• [The problem]: In the copy, include every entry exactly but none of the pictures.

• [Data to process]:
►

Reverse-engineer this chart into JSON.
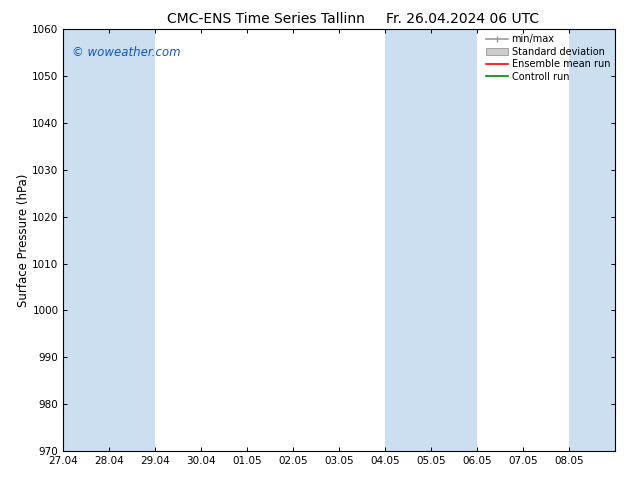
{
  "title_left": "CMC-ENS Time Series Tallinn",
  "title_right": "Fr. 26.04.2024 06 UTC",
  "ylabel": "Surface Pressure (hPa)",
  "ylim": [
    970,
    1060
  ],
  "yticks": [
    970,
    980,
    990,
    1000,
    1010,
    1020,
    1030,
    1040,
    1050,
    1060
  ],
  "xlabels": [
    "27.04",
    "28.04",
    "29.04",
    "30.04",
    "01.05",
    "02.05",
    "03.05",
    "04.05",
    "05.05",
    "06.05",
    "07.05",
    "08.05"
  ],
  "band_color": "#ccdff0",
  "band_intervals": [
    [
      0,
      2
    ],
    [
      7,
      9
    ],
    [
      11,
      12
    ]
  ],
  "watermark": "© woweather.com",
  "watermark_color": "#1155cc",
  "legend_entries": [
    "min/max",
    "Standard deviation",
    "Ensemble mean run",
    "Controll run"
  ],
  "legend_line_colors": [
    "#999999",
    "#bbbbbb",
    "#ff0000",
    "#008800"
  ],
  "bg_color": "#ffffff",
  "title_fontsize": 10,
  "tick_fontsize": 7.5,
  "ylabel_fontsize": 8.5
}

◄

• [Complete answer]:
Reverse-engineer this chart into JSON.
{
  "title_left": "CMC-ENS Time Series Tallinn",
  "title_right": "Fr. 26.04.2024 06 UTC",
  "ylabel": "Surface Pressure (hPa)",
  "ylim": [
    970,
    1060
  ],
  "yticks": [
    970,
    980,
    990,
    1000,
    1010,
    1020,
    1030,
    1040,
    1050,
    1060
  ],
  "xlabels": [
    "27.04",
    "28.04",
    "29.04",
    "30.04",
    "01.05",
    "02.05",
    "03.05",
    "04.05",
    "05.05",
    "06.05",
    "07.05",
    "08.05"
  ],
  "band_color": "#ccdff0",
  "band_intervals": [
    [
      0,
      2
    ],
    [
      7,
      9
    ],
    [
      11,
      12
    ]
  ],
  "watermark": "© woweather.com",
  "watermark_color": "#1155cc",
  "legend_entries": [
    "min/max",
    "Standard deviation",
    "Ensemble mean run",
    "Controll run"
  ],
  "legend_line_colors": [
    "#999999",
    "#bbbbbb",
    "#ff0000",
    "#008800"
  ],
  "bg_color": "#ffffff",
  "title_fontsize": 10,
  "tick_fontsize": 7.5,
  "ylabel_fontsize": 8.5
}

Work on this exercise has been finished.